_Task goal_
In the material below, the lines containing the word "JSON" are required; copy each of them.

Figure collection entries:
· · ·
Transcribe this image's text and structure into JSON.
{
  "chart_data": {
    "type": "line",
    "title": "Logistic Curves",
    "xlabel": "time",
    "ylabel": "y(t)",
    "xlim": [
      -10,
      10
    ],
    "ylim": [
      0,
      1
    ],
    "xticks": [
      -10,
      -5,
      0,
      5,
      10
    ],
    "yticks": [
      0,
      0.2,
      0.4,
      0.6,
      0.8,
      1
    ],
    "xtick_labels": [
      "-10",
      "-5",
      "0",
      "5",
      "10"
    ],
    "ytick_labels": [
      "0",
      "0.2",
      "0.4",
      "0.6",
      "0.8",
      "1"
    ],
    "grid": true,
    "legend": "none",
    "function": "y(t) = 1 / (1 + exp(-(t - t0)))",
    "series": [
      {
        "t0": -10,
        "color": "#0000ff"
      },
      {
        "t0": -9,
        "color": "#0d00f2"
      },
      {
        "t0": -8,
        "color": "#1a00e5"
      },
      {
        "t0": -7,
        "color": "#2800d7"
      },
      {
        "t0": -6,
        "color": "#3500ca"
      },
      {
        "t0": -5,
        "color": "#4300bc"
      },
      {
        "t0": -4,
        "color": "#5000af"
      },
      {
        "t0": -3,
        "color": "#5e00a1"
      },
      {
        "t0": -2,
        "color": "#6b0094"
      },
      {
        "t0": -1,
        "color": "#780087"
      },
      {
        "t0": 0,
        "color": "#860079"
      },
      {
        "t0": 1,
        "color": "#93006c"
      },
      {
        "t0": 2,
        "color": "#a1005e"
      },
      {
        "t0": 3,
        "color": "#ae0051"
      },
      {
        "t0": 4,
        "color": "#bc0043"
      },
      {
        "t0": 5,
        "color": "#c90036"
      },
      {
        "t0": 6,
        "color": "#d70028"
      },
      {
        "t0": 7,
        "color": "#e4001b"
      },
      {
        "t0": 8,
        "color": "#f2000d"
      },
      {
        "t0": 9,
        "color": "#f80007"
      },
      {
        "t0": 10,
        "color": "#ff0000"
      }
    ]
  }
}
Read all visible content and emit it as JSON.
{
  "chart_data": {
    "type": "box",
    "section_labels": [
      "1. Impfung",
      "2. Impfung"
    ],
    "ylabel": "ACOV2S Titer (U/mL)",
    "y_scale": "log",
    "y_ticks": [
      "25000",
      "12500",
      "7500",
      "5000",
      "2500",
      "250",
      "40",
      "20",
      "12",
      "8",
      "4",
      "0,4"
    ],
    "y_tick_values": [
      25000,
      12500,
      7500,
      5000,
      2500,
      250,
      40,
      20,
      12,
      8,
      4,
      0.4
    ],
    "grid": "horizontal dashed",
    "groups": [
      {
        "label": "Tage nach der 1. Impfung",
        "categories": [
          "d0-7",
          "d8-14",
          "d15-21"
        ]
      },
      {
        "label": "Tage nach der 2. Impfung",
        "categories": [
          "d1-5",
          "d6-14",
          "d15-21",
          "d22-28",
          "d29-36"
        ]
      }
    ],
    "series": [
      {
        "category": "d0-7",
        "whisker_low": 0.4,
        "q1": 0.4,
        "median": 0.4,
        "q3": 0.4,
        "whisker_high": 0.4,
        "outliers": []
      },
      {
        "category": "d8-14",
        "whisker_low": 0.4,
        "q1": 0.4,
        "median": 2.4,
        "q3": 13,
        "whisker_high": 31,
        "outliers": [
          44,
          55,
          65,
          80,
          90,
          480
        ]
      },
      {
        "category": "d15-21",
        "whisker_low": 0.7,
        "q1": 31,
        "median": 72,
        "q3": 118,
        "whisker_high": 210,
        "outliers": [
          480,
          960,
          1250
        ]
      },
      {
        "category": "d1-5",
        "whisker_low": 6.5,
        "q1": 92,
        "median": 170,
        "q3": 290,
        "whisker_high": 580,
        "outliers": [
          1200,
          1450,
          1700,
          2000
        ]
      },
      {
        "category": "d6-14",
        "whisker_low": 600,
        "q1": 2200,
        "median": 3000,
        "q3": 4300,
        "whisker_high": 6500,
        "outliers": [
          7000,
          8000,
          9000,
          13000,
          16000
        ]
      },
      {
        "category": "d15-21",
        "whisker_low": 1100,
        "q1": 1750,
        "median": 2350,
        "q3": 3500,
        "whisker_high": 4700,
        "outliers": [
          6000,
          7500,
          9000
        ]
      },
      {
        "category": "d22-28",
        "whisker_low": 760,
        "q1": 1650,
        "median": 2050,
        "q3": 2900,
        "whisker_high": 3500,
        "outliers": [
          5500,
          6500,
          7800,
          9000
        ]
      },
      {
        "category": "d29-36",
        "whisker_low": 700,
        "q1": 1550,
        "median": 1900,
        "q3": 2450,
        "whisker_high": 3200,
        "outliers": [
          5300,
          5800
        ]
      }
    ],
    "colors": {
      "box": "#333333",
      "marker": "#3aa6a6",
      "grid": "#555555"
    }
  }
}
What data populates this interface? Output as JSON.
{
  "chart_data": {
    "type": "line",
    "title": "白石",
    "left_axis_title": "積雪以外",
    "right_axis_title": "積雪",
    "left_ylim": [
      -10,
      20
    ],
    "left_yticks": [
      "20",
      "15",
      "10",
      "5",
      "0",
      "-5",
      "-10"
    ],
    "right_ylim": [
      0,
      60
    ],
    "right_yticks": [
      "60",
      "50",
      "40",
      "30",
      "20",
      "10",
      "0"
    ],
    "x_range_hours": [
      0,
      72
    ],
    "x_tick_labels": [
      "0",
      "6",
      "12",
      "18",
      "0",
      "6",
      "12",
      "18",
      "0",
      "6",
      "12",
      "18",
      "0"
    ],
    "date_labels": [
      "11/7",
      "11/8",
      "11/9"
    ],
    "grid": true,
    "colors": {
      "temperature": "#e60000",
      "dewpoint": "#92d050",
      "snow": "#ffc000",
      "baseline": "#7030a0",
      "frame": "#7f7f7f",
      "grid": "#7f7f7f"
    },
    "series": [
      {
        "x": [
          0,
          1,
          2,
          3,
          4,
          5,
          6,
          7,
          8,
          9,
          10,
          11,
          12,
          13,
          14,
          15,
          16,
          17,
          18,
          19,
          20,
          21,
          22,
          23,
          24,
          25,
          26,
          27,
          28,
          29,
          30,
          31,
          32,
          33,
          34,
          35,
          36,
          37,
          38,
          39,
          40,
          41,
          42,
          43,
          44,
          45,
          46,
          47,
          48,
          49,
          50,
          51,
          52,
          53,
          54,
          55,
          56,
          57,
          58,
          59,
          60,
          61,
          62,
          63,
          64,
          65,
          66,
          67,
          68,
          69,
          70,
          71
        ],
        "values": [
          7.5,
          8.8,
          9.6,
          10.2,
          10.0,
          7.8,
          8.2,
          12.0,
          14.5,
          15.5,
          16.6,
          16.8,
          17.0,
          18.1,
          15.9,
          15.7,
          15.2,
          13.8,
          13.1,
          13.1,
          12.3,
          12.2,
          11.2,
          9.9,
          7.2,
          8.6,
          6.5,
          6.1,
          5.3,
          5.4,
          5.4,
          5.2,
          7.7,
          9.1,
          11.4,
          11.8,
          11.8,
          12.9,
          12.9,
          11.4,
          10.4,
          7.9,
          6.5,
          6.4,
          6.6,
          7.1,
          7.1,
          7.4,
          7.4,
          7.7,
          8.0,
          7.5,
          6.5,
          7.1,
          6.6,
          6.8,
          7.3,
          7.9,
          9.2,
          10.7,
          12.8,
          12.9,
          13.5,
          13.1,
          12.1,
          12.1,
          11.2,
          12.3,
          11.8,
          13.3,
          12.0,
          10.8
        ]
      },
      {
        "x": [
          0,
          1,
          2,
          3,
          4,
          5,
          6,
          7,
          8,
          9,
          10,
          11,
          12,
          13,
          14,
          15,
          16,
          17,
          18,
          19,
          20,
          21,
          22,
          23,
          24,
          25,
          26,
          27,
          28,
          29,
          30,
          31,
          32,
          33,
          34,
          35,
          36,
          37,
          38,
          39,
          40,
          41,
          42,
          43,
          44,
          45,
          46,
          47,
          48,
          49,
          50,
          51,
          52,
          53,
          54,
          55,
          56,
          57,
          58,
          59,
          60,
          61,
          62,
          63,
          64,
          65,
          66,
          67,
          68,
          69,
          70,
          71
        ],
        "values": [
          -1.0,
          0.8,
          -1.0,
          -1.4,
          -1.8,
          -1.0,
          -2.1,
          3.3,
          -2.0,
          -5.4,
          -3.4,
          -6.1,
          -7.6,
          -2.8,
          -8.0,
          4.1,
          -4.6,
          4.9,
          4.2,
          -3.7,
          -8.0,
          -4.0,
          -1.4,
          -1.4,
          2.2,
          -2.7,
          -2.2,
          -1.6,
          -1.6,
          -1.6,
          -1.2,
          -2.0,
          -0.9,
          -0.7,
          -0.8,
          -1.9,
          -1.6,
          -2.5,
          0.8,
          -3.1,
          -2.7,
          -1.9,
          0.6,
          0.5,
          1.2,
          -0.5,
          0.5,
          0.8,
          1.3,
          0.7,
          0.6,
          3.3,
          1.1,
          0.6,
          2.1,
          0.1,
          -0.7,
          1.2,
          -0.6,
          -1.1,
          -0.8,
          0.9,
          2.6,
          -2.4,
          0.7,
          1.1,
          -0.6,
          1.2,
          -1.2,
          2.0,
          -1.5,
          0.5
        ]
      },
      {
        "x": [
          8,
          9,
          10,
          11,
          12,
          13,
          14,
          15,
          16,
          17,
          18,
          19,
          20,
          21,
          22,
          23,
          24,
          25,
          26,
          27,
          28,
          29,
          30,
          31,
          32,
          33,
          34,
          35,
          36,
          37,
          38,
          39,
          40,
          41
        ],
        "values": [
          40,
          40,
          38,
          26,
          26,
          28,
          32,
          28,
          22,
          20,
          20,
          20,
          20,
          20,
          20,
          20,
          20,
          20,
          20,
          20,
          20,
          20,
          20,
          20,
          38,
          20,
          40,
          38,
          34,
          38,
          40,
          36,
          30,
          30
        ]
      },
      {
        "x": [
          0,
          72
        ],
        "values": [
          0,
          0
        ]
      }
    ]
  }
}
· · ·
_Exercise response_
Transcribe this image's text and structure into JSON.
Read all visible content and emit it as JSON.
What data populates this interface? Output as JSON.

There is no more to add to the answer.